Here’s Why Bitcoin Won’t Replace Gold So Easily

Here’s Why Bitcoin Won’t Replace Gold So Easily

What a week it was.

First and foremost, I’d like to acknowledge the horrific mass shooting that occurred in Las Vegas, the deadliest in modern American history. On behalf of everyone at U.S. Global Investors, I extend my sincerest and most heartfelt condolences to the victims and their families.

The memory of the shooting was still fresh in people’s minds during last Tuesday’s Hollywood premiere of Blade Runner 2049, which nixed the usual red carpet and other glitz in light of the tragedy. Before the film, producers shared poignant words, saying that in times such as these, the arts are crucial now more than ever.

I had the distinct privilege to attend the premiere. My good friend Frank Giustra, whose production company Thunderbird Entertainment owns a stake in the Blade Runner franchise, was kind enough to invite me along. Despite the somber mood—a pivotal scene in the film even takes place in an irradiated Las Vegas—I thought Blade Runner 2049 was spectacular. Even if you’re not a fan of the original 1982 film, it’s still worth experiencing in theaters. Hans Zimmer and Benjamin Wallfisch’s synth-heavy score is especially haunting.

CNET recently published an interesting piece examining the accuracy of future tech as depicted in the original Blade Runner, from androids to flying cars to off-world travel read the article here.

Still in the Early Innings of Cryptocurrencies
 

Speaking of the future, I spoke on the topic of the blockchain last week at the Subscriber Investment Summit in Vancouver. My presentation focused on the future of mining—not just of gold and precious metals but also cryptocurrencies.

Believe it or not, there are upwards of 2,100 digital currencies being traded in the world right now, with a combined market cap of nearly $150 billion, according to Coinranking.com.

Obviously not all of these cryptos will survive. We’re still in the early innings. Last month I compared this exciting new digital world to the earliest days of the dotcom era, and just as there were winners and losers then, so too will there be winners and losers today. Although bitcoin and Ethereum appear to be the frontrunners right now, recall that only 20 years ago AOL and Yahoo! were poised to dominate the internet. How times have changed!

It will be interesting to see which coins emerge as the “Amazon” and “Google” of cryptocurrencies.

For now, Ethereum has some huge backers. The Enterprise Ethereum Alliance (EEA), according to its website, seeks to “learn from and build upon the only smart contract supporting blockchain currently running in real-world production—Ethereum.” The EEA includes several big-name financial and tech firms such as Credit Suisse, Intel, Microsoft and JPMorgan Chase, whose own CEO, Jamie Dimon, knocked cryptos a couple of weeks ago.

To learn more about the blockchain and cryptocurrencies, watch this engaging two-minute video.

Understanding blockchain in two minutes

Will Bitcoin Replace Gold?
 

Lately I’ve been seeing more and more headlines asking whether cryptos are “killing” gold. Would the gold price be higher today if massive amounts of money weren’t flowing into bitcoin? Both assets, after all, are sometimes favored as safe havens. They’re decentralized and accepted all over the world, 24 hours a day. Transactions are anonymous. Supply is limited.

> _Objective a_:
Please set down the entries below word for word, from the first entry through the line holding "category-label-6: 供給労働力: [612, 518, 677, 533]", inclusive.

> _Items_:
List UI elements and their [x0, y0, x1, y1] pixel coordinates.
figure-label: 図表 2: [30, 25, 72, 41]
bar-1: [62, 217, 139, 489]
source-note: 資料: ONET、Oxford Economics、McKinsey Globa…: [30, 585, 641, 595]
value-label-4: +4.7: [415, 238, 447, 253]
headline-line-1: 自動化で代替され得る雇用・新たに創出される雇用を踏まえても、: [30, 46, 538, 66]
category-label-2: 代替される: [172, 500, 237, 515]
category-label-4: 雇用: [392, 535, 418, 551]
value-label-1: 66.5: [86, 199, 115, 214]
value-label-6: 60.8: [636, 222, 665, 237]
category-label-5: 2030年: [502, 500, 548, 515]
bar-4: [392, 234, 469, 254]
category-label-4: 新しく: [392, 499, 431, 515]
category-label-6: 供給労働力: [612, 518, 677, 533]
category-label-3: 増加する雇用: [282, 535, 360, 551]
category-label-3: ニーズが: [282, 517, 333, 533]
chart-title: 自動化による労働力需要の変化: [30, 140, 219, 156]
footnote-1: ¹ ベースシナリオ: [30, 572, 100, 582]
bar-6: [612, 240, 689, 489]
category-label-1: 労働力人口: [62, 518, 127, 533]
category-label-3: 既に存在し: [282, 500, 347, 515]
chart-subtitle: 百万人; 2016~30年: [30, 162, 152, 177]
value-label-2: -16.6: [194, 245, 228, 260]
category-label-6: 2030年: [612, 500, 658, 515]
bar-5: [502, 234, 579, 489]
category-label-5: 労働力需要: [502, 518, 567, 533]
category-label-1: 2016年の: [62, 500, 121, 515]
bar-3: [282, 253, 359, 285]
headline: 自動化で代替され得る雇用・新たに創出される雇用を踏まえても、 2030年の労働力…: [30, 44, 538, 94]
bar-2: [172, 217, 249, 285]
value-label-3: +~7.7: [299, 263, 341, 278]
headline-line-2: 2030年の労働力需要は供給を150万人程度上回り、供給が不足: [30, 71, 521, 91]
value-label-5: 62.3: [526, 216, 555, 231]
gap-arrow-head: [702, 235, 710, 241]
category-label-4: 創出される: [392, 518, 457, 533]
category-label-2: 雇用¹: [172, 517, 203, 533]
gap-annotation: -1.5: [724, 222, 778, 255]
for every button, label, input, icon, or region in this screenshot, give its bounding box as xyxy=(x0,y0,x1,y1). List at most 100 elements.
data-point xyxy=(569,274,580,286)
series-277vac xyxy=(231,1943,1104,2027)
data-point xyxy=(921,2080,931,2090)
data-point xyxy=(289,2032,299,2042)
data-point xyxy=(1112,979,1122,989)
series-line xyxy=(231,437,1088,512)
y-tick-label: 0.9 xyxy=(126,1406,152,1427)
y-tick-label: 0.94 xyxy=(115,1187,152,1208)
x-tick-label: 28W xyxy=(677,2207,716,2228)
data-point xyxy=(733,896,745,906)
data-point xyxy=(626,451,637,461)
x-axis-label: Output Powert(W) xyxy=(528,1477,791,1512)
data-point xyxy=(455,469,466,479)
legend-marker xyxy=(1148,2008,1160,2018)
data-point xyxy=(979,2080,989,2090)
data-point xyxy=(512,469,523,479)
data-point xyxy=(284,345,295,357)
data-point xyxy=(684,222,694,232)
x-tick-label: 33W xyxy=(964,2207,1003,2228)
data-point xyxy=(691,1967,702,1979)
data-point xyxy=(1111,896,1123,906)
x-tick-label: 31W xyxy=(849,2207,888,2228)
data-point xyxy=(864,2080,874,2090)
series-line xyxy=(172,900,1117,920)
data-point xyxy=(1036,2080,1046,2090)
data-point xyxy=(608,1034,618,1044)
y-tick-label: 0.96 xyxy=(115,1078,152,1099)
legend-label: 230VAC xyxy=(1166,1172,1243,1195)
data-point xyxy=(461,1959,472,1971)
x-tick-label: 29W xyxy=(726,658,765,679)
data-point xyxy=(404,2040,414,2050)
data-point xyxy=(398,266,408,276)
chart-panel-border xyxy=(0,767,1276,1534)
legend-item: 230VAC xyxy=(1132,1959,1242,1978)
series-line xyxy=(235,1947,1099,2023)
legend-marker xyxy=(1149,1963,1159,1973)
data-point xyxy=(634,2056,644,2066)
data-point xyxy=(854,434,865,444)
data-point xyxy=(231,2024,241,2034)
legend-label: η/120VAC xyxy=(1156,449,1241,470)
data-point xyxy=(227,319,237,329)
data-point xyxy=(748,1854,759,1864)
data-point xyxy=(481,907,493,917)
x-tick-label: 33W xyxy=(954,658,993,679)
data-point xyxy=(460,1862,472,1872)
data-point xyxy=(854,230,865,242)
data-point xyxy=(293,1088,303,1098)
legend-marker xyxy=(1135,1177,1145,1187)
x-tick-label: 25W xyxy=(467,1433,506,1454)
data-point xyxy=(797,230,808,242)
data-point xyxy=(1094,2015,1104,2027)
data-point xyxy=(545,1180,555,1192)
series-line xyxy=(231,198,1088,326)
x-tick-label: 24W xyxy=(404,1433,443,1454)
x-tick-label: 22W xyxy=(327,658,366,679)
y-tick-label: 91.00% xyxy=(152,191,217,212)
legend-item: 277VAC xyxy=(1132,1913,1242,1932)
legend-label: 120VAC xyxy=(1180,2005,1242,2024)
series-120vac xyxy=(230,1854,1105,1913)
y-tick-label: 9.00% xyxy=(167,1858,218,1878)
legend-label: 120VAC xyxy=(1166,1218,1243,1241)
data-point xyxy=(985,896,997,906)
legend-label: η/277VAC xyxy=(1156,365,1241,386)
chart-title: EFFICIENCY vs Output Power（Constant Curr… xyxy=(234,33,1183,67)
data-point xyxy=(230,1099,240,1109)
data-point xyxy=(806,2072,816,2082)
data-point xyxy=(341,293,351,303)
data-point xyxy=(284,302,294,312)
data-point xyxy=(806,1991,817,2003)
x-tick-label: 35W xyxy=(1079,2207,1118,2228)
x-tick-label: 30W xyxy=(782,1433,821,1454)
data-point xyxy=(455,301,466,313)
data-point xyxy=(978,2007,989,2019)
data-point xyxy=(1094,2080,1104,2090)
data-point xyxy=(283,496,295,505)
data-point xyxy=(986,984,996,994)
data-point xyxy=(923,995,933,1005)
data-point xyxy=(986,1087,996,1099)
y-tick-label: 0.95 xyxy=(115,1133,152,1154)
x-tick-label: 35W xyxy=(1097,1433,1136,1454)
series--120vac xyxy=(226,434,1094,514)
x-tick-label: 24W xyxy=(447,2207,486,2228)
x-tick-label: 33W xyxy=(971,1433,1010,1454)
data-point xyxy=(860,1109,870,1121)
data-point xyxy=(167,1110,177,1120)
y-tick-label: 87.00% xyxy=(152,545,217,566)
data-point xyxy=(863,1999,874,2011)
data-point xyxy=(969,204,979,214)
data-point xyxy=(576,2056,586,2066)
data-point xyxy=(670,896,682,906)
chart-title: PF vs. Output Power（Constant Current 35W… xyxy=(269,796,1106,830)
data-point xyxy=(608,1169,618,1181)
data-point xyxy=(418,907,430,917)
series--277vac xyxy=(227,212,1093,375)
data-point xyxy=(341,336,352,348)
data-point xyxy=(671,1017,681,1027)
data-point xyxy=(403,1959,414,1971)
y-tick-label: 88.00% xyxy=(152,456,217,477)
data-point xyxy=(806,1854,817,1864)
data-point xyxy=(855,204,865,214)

> _Objective b_:
Update the bitcoin and gold piece from "To learn more" through "Supply is limited.", inclusive, writing that passage out again with "stores of value" in place of "safe havens".

> _Final answer a_:
List UI elements and their [x0, y0, x1, y1] pixel coordinates.
figure-label: 図表 2: [30, 25, 72, 41]
bar-1: [62, 217, 139, 489]
source-note: 資料: ONET、Oxford Economics、McKinsey Globa…: [30, 585, 641, 595]
value-label-4: +4.7: [415, 238, 447, 253]
headline-line-1: 自動化で代替され得る雇用・新たに創出される雇用を踏まえても、: [30, 46, 538, 66]
category-label-2: 代替される: [172, 500, 237, 515]
category-label-4: 雇用: [392, 535, 418, 551]
value-label-1: 66.5: [86, 199, 115, 214]
value-label-6: 60.8: [636, 222, 665, 237]
category-label-5: 2030年: [502, 500, 548, 515]
bar-4: [392, 234, 469, 254]
category-label-4: 新しく: [392, 499, 431, 515]
category-label-6: 供給労働力: [612, 518, 677, 533]

> _Final answer b_:
To learn more about the blockchain and cryptocurrencies, watch this engaging two-minute video.

Understanding blockchain in two minutes

Will Bitcoin Replace Gold?
 

Lately I’ve been seeing more and more headlines asking whether cryptos are “killing” gold. Would the gold price be higher today if massive amounts of money weren’t flowing into bitcoin? Both assets, after all, are sometimes favored as stores of value. They’re decentralized and accepted all over the world, 24 hours a day. Transactions are anonymous. Supply is limited.